WHAT YOU ARE ASKED TO DO >>
Each record is to be printed again precisely as it reads.

* Start LISTED ENTRIES *

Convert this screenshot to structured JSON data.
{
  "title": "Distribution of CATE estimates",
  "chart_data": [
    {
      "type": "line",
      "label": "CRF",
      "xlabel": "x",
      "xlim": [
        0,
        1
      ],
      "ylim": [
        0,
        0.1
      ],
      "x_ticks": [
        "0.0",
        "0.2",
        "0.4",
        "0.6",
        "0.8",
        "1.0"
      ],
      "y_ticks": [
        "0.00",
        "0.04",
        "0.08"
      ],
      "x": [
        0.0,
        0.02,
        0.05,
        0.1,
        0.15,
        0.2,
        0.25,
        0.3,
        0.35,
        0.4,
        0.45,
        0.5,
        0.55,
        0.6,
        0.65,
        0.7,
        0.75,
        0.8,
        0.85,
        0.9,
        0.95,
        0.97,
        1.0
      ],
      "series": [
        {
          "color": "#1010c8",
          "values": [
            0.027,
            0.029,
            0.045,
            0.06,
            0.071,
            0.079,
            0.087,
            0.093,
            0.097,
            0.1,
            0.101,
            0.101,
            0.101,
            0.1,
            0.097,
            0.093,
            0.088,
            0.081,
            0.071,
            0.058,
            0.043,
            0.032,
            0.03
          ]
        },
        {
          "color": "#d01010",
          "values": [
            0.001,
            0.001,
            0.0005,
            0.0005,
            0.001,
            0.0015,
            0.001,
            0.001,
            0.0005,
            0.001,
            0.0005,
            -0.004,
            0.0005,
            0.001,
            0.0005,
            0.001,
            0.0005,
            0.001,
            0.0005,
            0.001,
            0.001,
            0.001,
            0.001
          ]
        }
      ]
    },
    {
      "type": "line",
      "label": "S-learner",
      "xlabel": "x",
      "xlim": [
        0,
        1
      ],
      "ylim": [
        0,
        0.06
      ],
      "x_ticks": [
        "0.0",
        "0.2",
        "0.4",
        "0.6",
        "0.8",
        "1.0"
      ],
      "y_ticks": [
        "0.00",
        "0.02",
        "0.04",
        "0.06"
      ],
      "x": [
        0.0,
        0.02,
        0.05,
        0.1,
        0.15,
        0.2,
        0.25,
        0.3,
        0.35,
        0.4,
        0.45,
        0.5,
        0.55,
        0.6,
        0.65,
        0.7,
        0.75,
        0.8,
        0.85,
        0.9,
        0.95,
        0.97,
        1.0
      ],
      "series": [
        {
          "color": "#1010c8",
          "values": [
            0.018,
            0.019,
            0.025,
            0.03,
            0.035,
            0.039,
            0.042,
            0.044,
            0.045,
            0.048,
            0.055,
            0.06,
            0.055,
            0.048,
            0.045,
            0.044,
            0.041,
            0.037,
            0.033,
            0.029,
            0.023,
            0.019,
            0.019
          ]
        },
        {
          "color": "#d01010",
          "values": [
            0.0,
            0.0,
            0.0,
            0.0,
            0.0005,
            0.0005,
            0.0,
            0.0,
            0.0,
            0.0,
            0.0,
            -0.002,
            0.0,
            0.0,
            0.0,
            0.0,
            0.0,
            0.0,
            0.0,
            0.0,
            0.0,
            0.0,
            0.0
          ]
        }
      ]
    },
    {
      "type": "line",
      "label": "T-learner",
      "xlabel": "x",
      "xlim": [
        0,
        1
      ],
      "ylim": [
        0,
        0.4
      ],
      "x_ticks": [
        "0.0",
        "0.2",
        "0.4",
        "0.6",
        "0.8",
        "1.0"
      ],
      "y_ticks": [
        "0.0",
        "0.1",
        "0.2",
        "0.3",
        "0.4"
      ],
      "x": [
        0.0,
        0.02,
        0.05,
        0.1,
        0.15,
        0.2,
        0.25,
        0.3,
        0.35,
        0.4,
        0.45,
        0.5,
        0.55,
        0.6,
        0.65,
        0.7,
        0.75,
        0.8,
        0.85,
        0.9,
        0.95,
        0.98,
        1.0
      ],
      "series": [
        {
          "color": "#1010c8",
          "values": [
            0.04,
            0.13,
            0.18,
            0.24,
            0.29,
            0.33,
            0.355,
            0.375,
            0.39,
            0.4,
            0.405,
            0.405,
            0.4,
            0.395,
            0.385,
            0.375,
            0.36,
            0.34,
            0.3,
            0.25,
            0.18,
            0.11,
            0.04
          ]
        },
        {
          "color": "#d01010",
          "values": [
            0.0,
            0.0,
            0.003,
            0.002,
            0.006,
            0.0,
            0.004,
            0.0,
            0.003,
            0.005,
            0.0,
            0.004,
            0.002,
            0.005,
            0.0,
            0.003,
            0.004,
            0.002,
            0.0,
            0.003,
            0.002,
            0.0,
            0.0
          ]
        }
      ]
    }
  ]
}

* End LISTED ENTRIES *

FINAL RESULT >>
Convert this screenshot to structured JSON data.
{
  "title": "Distribution of CATE estimates",
  "chart_data": [
    {
      "type": "line",
      "label": "CRF",
      "xlabel": "x",
      "xlim": [
        0,
        1
      ],
      "ylim": [
        0,
        0.1
      ],
      "x_ticks": [
        "0.0",
        "0.2",
        "0.4",
        "0.6",
        "0.8",
        "1.0"
      ],
      "y_ticks": [
        "0.00",
        "0.04",
        "0.08"
      ],
      "x": [
        0.0,
        0.02,
        0.05,
        0.1,
        0.15,
        0.2,
        0.25,
        0.3,
        0.35,
        0.4,
        0.45,
        0.5,
        0.55,
        0.6,
        0.65,
        0.7,
        0.75,
        0.8,
        0.85,
        0.9,
        0.95,
        0.97,
        1.0
      ],
      "series": [
        {
          "color": "#1010c8",
          "values": [
            0.027,
            0.029,
            0.045,
            0.06,
            0.071,
            0.079,
            0.087,
            0.093,
            0.097,
            0.1,
            0.101,
            0.101,
            0.101,
            0.1,
            0.097,
            0.093,
            0.088,
            0.081,
            0.071,
            0.058,
            0.043,
            0.032,
            0.03
          ]
        },
        {
          "color": "#d01010",
          "values": [
            0.001,
            0.001,
            0.0005,
            0.0005,
            0.001,
            0.0015,
            0.001,
            0.001,
            0.0005,
            0.001,
            0.0005,
            -0.004,
            0.0005,
            0.001,
            0.0005,
            0.001,
            0.0005,
            0.001,
            0.0005,
            0.001,
            0.001,
            0.001,
            0.001
          ]
        }
      ]
    },
    {
      "type": "line",
      "label": "S-learner",
      "xlabel": "x",
      "xlim": [
        0,
        1
      ],
      "ylim": [
        0,
        0.06
      ],
      "x_ticks": [
        "0.0",
        "0.2",
        "0.4",
        "0.6",
        "0.8",
        "1.0"
      ],
      "y_ticks": [
        "0.00",
        "0.02",
        "0.04",
        "0.06"
      ],
      "x": [
        0.0,
        0.02,
        0.05,
        0.1,
        0.15,
        0.2,
        0.25,
        0.3,
        0.35,
        0.4,
        0.45,
        0.5,
        0.55,
        0.6,
        0.65,
        0.7,
        0.75,
        0.8,
        0.85,
        0.9,
        0.95,
        0.97,
        1.0
      ],
      "series": [
        {
          "color": "#1010c8",
          "values": [
            0.018,
            0.019,
            0.025,
            0.03,
            0.035,
            0.039,
            0.042,
            0.044,
            0.045,
            0.048,
            0.055,
            0.06,
            0.055,
            0.048,
            0.045,
            0.044,
            0.041,
            0.037,
            0.033,
            0.029,
            0.023,
            0.019,
            0.019
          ]
        },
        {
          "color": "#d01010",
          "values": [
            0.0,
            0.0,
            0.0,
            0.0,
            0.0005,
            0.0005,
            0.0,
            0.0,
            0.0,
            0.0,
            0.0,
            -0.002,
            0.0,
            0.0,
            0.0,
            0.0,
            0.0,
            0.0,
            0.0,
            0.0,
            0.0,
            0.0,
            0.0
          ]
        }
      ]
    },
    {
      "type": "line",
      "label": "T-learner",
      "xlabel": "x",
      "xlim": [
        0,
        1
      ],
      "ylim": [
        0,
        0.4
      ],
      "x_ticks": [
        "0.0",
        "0.2",
        "0.4",
        "0.6",
        "0.8",
        "1.0"
      ],
      "y_ticks": [
        "0.0",
        "0.1",
        "0.2",
        "0.3",
        "0.4"
      ],
      "x": [
        0.0,
        0.02,
        0.05,
        0.1,
        0.15,
        0.2,
        0.25,
        0.3,
        0.35,
        0.4,
        0.45,
        0.5,
        0.55,
        0.6,
        0.65,
        0.7,
        0.75,
        0.8,
        0.85,
        0.9,
        0.95,
        0.98,
        1.0
      ],
      "series": [
        {
          "color": "#1010c8",
          "values": [
            0.04,
            0.13,
            0.18,
            0.24,
            0.29,
            0.33,
            0.355,
            0.375,
            0.39,
            0.4,
            0.405,
            0.405,
            0.4,
            0.395,
            0.385,
            0.375,
            0.36,
            0.34,
            0.3,
            0.25,
            0.18,
            0.11,
            0.04
          ]
        },
        {
          "color": "#d01010",
          "values": [
            0.0,
            0.0,
            0.003,
            0.002,
            0.006,
            0.0,
            0.004,
            0.0,
            0.003,
            0.005,
            0.0,
            0.004,
            0.002,
            0.005,
            0.0,
            0.003,
            0.004,
            0.002,
            0.0,
            0.003,
            0.002,
            0.0,
            0.0
          ]
        }
      ]
    }
  ]
}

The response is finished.